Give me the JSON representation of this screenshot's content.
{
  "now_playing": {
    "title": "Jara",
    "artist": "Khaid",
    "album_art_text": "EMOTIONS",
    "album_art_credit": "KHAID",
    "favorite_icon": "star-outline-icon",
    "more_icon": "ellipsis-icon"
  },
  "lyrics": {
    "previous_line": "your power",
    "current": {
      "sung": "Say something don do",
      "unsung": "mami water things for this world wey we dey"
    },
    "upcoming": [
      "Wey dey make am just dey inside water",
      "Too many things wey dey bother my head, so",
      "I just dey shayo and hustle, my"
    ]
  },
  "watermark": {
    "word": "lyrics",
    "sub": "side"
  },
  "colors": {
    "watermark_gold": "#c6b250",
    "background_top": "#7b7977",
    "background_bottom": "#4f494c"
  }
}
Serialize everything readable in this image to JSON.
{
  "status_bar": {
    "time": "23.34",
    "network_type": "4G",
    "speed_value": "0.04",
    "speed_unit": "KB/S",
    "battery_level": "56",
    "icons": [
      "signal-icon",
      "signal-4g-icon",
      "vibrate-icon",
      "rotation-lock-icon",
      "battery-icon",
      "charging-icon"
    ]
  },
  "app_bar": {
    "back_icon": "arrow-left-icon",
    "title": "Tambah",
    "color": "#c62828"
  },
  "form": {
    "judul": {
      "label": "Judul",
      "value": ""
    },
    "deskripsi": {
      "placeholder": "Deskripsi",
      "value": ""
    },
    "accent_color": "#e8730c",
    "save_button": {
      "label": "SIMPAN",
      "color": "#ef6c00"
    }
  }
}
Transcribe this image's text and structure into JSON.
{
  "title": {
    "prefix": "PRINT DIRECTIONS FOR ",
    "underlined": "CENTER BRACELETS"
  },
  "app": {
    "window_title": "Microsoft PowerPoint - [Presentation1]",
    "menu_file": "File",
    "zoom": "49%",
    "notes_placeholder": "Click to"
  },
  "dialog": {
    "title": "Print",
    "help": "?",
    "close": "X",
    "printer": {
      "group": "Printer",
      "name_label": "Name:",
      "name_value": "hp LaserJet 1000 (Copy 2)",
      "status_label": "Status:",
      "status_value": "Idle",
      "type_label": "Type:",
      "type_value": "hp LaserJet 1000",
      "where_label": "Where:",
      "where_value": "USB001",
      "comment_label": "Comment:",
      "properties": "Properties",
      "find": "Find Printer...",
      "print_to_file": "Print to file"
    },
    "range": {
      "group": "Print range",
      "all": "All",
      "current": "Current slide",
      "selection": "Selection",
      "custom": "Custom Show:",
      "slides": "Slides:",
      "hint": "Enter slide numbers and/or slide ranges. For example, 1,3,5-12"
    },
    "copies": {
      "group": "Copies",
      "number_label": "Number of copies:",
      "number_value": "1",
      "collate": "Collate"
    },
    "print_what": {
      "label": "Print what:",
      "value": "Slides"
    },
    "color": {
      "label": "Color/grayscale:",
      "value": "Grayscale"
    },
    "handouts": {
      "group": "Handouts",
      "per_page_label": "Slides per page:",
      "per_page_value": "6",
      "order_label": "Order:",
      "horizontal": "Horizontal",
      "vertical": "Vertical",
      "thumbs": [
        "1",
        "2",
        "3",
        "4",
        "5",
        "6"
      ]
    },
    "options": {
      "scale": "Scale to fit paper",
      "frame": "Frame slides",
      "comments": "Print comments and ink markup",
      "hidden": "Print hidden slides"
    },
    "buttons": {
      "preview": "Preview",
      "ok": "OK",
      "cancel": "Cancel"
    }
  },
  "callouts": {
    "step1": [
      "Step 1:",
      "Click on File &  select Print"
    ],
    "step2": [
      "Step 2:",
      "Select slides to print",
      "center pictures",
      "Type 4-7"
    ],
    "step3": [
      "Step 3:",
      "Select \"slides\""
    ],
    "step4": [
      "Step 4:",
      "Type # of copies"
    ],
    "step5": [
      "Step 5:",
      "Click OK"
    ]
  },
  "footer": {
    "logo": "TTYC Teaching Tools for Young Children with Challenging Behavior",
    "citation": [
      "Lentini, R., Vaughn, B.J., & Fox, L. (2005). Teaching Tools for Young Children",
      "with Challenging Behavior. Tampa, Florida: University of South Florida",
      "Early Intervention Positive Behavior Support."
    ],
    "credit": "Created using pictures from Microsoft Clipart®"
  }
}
──────────────────────────────
Collect each line containing the string "Children".

**Exercise output:**
    "logo": "TTYC Teaching Tools for Young Children with Challenging Behavior",
      "Lentini, R., Vaughn, B.J., & Fox, L. (2005). Teaching Tools for Young Children",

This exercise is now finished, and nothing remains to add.